• Objective
Copy nothing but the text: repeat each entry exactly and drop the images.
-- Start of Exercise data --
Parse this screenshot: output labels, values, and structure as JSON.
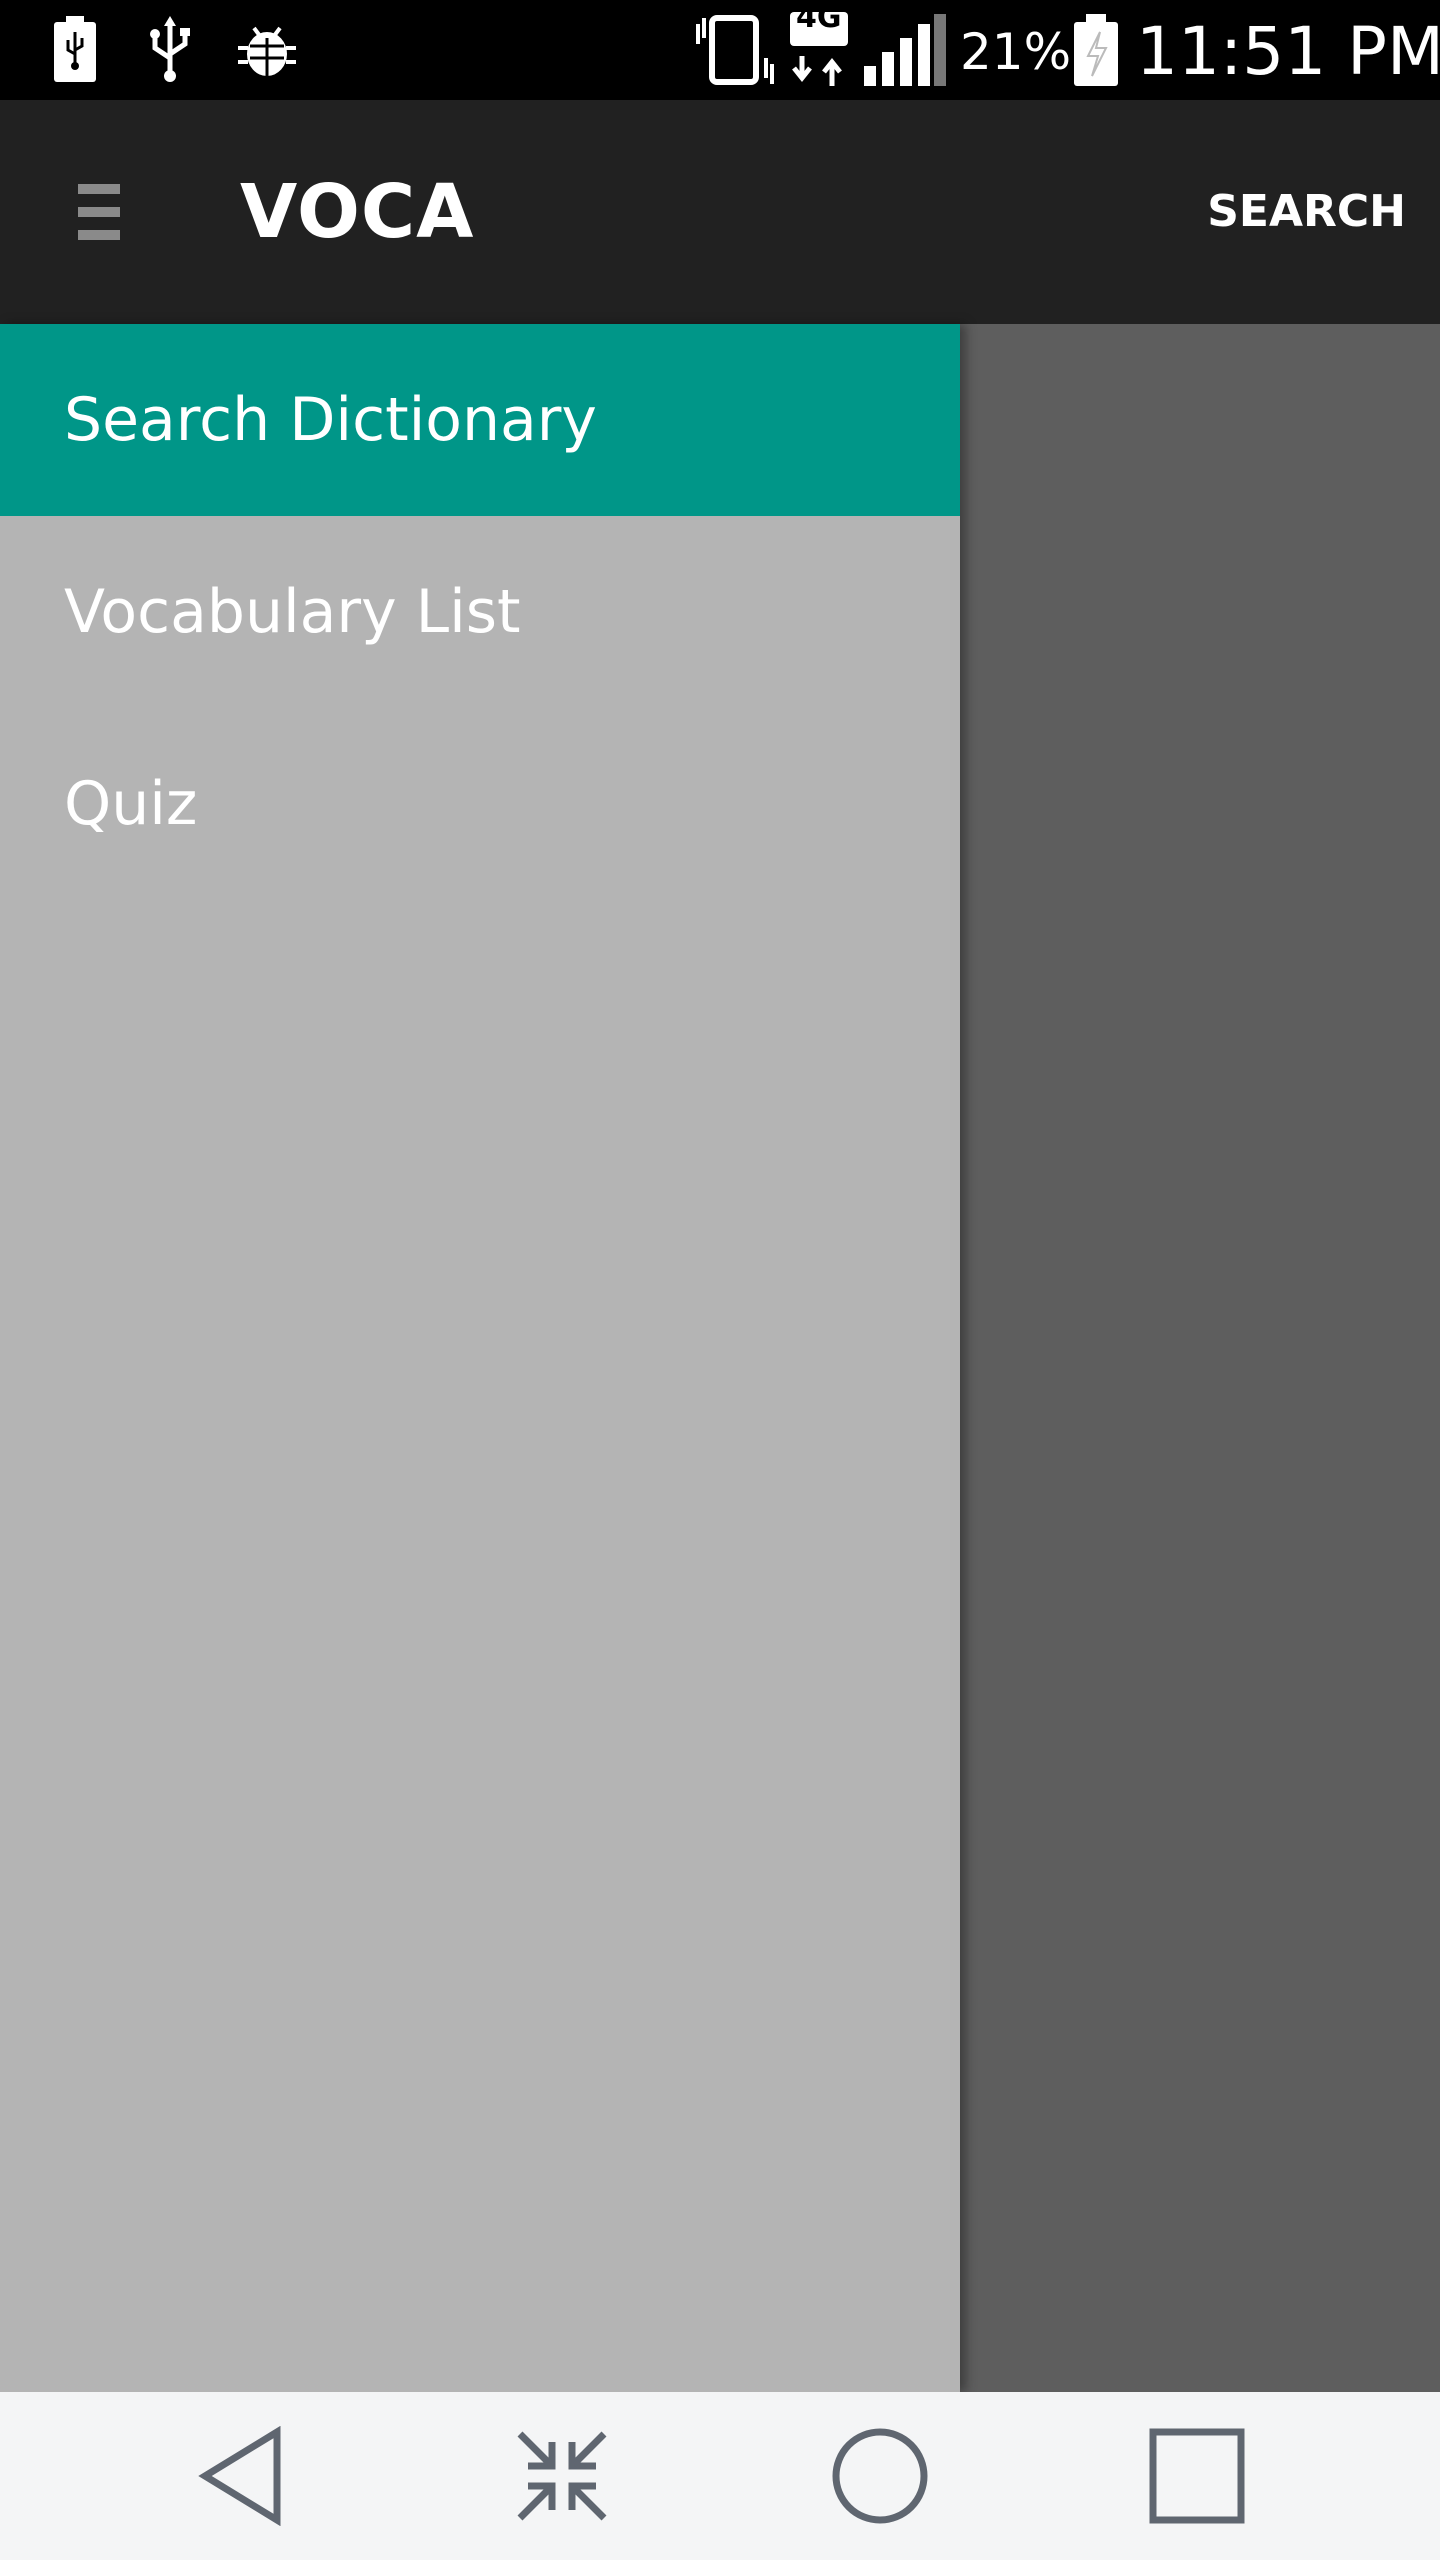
{
  "status_bar": {
    "battery_percent": "21%",
    "time": "11:51 PM",
    "network_type": "4G",
    "icons": [
      "battery-charging-icon",
      "usb-icon",
      "debug-icon",
      "vibrate-icon",
      "network-4g-icon",
      "signal-icon",
      "battery-icon"
    ]
  },
  "app_bar": {
    "menu_icon": "hamburger-menu-icon",
    "title": "VOCA",
    "action_label": "SEARCH"
  },
  "drawer": {
    "items": [
      {
        "label": "Search Dictionary",
        "selected": true
      },
      {
        "label": "Vocabulary List",
        "selected": false
      },
      {
        "label": "Quiz",
        "selected": false
      }
    ]
  },
  "nav_bar": {
    "buttons": [
      "back-icon",
      "collapse-icon",
      "home-icon",
      "recents-icon"
    ]
  },
  "colors": {
    "status_bar_bg": "#000000",
    "app_bar_bg": "#212121",
    "drawer_bg": "#b4b4b4",
    "selected_item_bg": "#009688",
    "scrim_bg": "#5e5e5e",
    "nav_bar_bg": "#f4f5f6",
    "nav_icon_color": "#5f6670"
  }
}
-- End of Exercise data --
• Exercise result
Parse this screenshot: output labels, values, and structure as JSON.
{
  "status_bar": {
    "battery_percent": "21%",
    "time": "11:51 PM",
    "network_type": "4G",
    "icons": [
      "battery-charging-icon",
      "usb-icon",
      "debug-icon",
      "vibrate-icon",
      "network-4g-icon",
      "signal-icon",
      "battery-icon"
    ]
  },
  "app_bar": {
    "menu_icon": "hamburger-menu-icon",
    "title": "VOCA",
    "action_label": "SEARCH"
  },
  "drawer": {
    "items": [
      {
        "label": "Search Dictionary",
        "selected": true
      },
      {
        "label": "Vocabulary List",
        "selected": false
      },
      {
        "label": "Quiz",
        "selected": false
      }
    ]
  },
  "nav_bar": {
    "buttons": [
      "back-icon",
      "collapse-icon",
      "home-icon",
      "recents-icon"
    ]
  },
  "colors": {
    "status_bar_bg": "#000000",
    "app_bar_bg": "#212121",
    "drawer_bg": "#b4b4b4",
    "selected_item_bg": "#009688",
    "scrim_bg": "#5e5e5e",
    "nav_bar_bg": "#f4f5f6",
    "nav_icon_color": "#5f6670"
  }
}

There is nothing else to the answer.